**Requirements**
Find every line in the records below that holds the word "пункте" and copy it.

Start of Extracted records

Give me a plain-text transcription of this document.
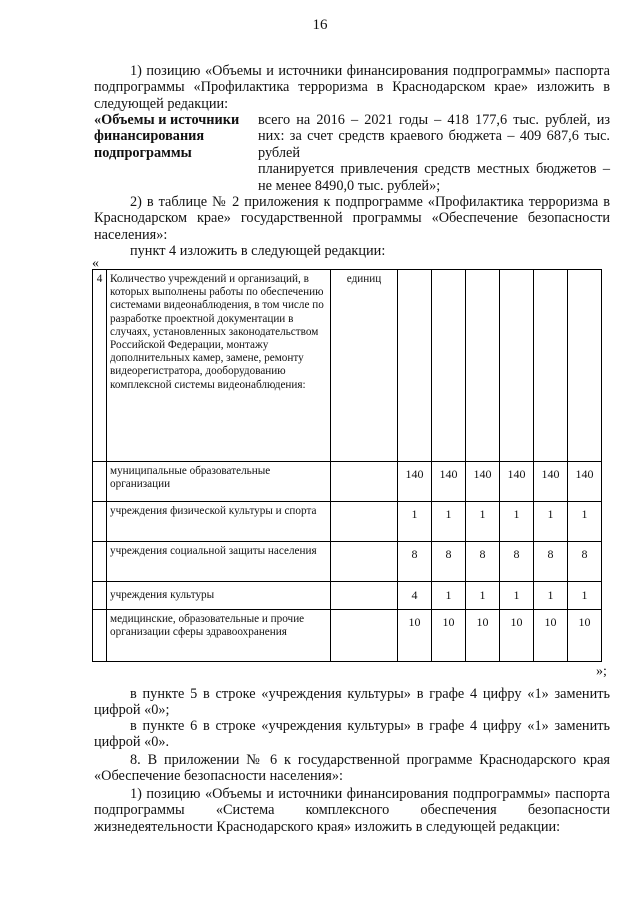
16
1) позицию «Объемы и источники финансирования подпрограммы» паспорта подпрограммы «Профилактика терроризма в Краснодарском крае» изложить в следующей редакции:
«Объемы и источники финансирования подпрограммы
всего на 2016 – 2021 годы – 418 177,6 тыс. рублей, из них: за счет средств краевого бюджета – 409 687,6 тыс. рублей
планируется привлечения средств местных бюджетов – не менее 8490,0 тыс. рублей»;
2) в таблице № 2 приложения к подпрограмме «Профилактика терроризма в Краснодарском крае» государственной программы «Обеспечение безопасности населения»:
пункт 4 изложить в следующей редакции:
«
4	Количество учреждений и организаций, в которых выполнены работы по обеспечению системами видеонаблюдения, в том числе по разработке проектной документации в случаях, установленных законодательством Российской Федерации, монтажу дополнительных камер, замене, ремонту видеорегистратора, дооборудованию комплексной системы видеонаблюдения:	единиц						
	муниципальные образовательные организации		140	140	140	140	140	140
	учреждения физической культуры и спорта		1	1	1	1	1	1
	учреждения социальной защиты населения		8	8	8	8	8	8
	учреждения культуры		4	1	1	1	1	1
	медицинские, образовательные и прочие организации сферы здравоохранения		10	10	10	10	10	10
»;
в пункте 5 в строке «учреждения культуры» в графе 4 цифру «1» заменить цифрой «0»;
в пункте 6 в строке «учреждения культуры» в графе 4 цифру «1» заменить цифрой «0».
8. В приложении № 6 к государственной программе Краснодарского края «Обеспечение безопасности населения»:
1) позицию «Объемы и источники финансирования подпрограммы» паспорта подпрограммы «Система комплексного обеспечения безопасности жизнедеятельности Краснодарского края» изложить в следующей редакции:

End of Extracted records
Start of Extracted records

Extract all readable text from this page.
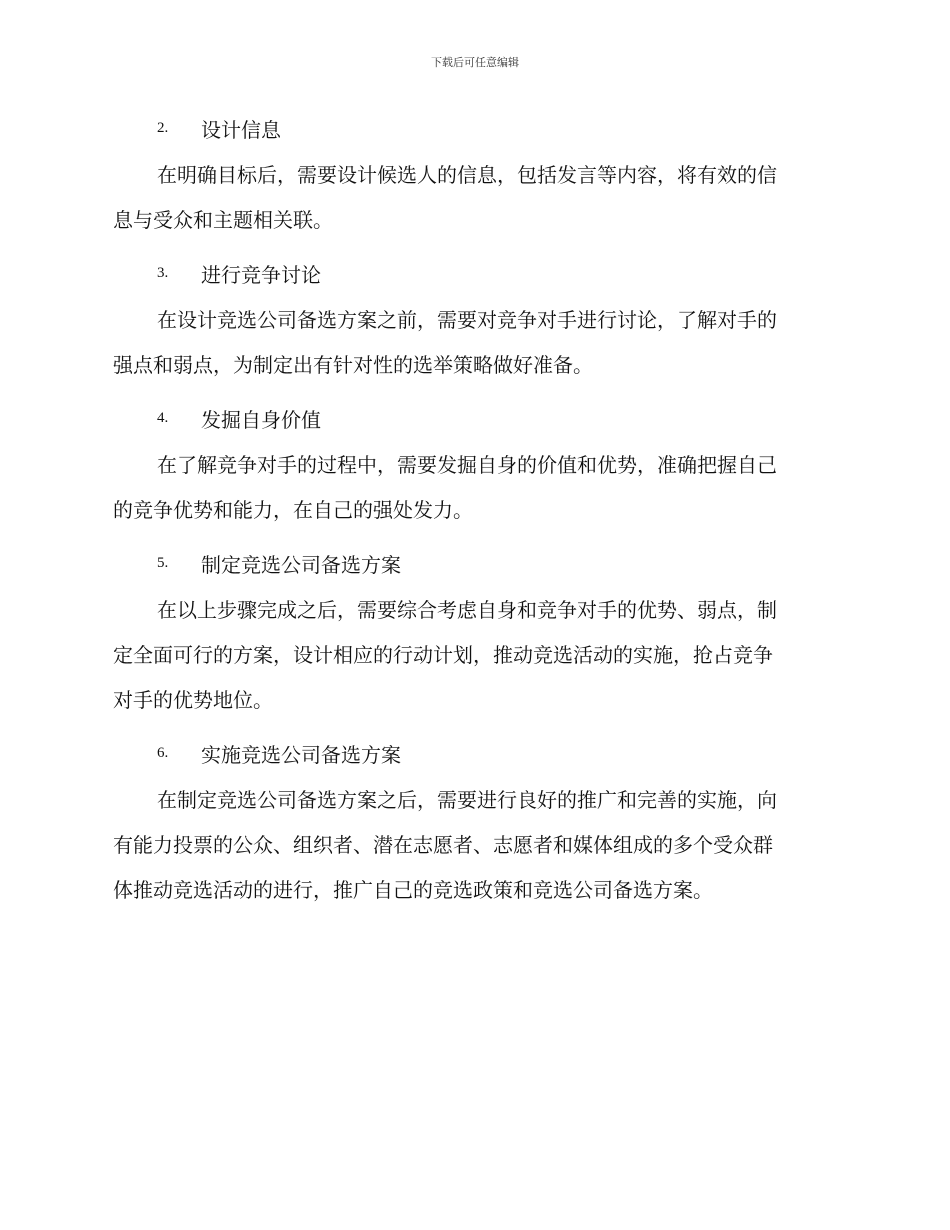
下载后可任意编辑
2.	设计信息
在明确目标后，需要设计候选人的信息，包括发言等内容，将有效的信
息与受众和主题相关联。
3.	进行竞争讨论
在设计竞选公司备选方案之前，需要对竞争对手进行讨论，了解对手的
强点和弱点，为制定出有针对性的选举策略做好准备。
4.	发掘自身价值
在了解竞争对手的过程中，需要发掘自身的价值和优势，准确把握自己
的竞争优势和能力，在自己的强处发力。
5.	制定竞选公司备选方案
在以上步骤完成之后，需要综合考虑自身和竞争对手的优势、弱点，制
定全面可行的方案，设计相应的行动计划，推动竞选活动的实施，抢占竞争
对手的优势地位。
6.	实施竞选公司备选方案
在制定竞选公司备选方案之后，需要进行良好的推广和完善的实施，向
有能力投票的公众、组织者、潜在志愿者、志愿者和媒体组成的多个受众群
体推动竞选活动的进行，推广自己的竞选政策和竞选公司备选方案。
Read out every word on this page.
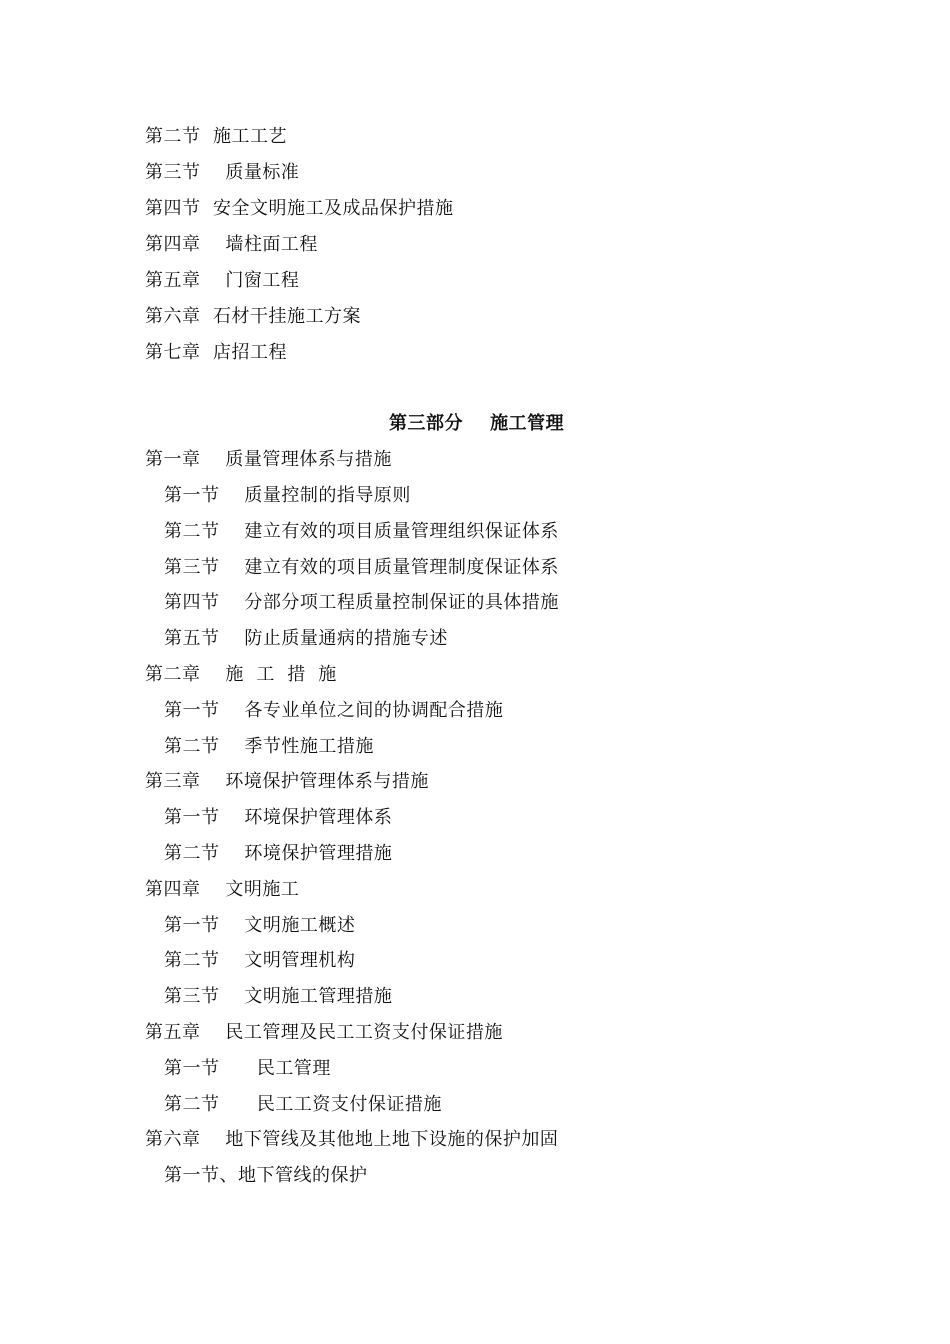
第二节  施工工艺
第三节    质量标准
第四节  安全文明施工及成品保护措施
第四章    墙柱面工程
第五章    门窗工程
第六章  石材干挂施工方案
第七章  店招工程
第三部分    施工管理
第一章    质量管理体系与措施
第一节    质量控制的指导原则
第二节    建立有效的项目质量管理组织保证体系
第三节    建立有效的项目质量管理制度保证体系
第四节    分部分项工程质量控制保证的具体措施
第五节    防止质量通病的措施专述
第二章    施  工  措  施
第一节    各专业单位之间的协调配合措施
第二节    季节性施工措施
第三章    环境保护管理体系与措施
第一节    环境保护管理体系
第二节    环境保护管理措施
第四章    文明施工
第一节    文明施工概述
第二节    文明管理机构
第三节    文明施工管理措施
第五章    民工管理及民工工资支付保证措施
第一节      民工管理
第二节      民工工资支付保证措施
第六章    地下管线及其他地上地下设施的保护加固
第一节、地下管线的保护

End of Extracted records

**Response**
в пункте 5 в строке «учреждения культуры» в графе 4 цифру «1» заменить цифрой «0»;
в пункте 6 в строке «учреждения культуры» в графе 4 цифру «1» заменить цифрой «0».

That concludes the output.